● Short task: All of the data must be printed exactly; please include every line.

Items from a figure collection

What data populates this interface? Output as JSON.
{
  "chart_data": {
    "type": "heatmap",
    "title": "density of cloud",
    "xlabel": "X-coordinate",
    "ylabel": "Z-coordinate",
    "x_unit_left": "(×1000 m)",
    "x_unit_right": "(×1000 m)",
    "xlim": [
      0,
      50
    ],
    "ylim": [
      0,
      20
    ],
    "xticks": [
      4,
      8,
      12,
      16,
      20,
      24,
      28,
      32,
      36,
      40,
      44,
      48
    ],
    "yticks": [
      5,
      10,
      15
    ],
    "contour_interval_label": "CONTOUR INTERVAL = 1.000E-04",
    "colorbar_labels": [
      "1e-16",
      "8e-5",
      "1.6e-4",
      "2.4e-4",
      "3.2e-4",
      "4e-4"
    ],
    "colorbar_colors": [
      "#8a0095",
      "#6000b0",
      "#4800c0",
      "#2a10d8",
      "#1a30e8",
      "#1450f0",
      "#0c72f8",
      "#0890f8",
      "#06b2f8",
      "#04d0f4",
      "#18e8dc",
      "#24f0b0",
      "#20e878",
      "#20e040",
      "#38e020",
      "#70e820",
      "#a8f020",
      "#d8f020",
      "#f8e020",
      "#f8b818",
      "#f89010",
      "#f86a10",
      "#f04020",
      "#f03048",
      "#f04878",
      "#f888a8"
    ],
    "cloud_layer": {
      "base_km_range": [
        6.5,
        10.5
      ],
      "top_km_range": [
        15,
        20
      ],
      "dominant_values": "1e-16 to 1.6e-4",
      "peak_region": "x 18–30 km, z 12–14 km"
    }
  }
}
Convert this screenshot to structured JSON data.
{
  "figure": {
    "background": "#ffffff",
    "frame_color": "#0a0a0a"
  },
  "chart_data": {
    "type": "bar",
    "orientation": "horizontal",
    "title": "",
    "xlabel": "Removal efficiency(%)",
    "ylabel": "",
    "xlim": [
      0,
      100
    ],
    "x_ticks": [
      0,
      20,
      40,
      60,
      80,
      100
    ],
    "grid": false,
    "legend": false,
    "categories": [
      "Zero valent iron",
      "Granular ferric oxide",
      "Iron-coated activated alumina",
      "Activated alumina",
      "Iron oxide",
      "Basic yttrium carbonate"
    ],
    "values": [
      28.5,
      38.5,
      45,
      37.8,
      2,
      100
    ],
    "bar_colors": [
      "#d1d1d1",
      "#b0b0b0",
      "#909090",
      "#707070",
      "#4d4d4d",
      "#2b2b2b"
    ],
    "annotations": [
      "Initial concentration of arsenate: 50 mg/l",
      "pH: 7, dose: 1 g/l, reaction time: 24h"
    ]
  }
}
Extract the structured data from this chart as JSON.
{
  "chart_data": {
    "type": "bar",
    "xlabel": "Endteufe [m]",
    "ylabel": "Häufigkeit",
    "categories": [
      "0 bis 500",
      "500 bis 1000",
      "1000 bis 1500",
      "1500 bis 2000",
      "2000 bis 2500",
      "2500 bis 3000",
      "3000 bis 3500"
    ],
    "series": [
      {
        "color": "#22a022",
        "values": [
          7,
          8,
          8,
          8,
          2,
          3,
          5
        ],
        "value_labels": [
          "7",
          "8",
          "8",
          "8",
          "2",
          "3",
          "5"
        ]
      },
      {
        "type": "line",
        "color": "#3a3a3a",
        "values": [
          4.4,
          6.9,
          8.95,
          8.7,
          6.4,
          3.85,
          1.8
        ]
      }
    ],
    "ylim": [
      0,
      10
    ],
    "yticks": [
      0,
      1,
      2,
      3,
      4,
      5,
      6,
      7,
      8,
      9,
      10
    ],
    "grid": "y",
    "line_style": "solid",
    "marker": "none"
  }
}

● The response:
What data populates this interface? Output as JSON.
{
  "chart_data": {
    "type": "heatmap",
    "title": "density of cloud",
    "xlabel": "X-coordinate",
    "ylabel": "Z-coordinate",
    "x_unit_left": "(×1000 m)",
    "x_unit_right": "(×1000 m)",
    "xlim": [
      0,
      50
    ],
    "ylim": [
      0,
      20
    ],
    "xticks": [
      4,
      8,
      12,
      16,
      20,
      24,
      28,
      32,
      36,
      40,
      44,
      48
    ],
    "yticks": [
      5,
      10,
      15
    ],
    "contour_interval_label": "CONTOUR INTERVAL = 1.000E-04",
    "colorbar_labels": [
      "1e-16",
      "8e-5",
      "1.6e-4",
      "2.4e-4",
      "3.2e-4",
      "4e-4"
    ],
    "colorbar_colors": [
      "#8a0095",
      "#6000b0",
      "#4800c0",
      "#2a10d8",
      "#1a30e8",
      "#1450f0",
      "#0c72f8",
      "#0890f8",
      "#06b2f8",
      "#04d0f4",
      "#18e8dc",
      "#24f0b0",
      "#20e878",
      "#20e040",
      "#38e020",
      "#70e820",
      "#a8f020",
      "#d8f020",
      "#f8e020",
      "#f8b818",
      "#f89010",
      "#f86a10",
      "#f04020",
      "#f03048",
      "#f04878",
      "#f888a8"
    ],
    "cloud_layer": {
      "base_km_range": [
        6.5,
        10.5
      ],
      "top_km_range": [
        15,
        20
      ],
      "dominant_values": "1e-16 to 1.6e-4",
      "peak_region": "x 18–30 km, z 12–14 km"
    }
  }
}
Convert this screenshot to structured JSON data.
{
  "figure": {
    "background": "#ffffff",
    "frame_color": "#0a0a0a"
  },
  "chart_data": {
    "type": "bar",
    "orientation": "horizontal",
    "title": "",
    "xlabel": "Removal efficiency(%)",
    "ylabel": "",
    "xlim": [
      0,
      100
    ],
    "x_ticks": [
      0,
      20,
      40,
      60,
      80,
      100
    ],
    "grid": false,
    "legend": false,
    "categories": [
      "Zero valent iron",
      "Granular ferric oxide",
      "Iron-coated activated alumina",
      "Activated alumina",
      "Iron oxide",
      "Basic yttrium carbonate"
    ],
    "values": [
      28.5,
      38.5,
      45,
      37.8,
      2,
      100
    ],
    "bar_colors": [
      "#d1d1d1",
      "#b0b0b0",
      "#909090",
      "#707070",
      "#4d4d4d",
      "#2b2b2b"
    ],
    "annotations": [
      "Initial concentration of arsenate: 50 mg/l",
      "pH: 7, dose: 1 g/l, reaction time: 24h"
    ]
  }
}
Extract the structured data from this chart as JSON.
{
  "chart_data": {
    "type": "bar",
    "xlabel": "Endteufe [m]",
    "ylabel": "Häufigkeit",
    "categories": [
      "0 bis 500",
      "500 bis 1000",
      "1000 bis 1500",
      "1500 bis 2000",
      "2000 bis 2500",
      "2500 bis 3000",
      "3000 bis 3500"
    ],
    "series": [
      {
        "color": "#22a022",
        "values": [
          7,
          8,
          8,
          8,
          2,
          3,
          5
        ],
        "value_labels": [
          "7",
          "8",
          "8",
          "8",
          "2",
          "3",
          "5"
        ]
      },
      {
        "type": "line",
        "color": "#3a3a3a",
        "values": [
          4.4,
          6.9,
          8.95,
          8.7,
          6.4,
          3.85,
          1.8
        ]
      }
    ],
    "ylim": [
      0,
      10
    ],
    "yticks": [
      0,
      1,
      2,
      3,
      4,
      5,
      6,
      7,
      8,
      9,
      10
    ],
    "grid": "y",
    "line_style": "solid",
    "marker": "none"
  }
}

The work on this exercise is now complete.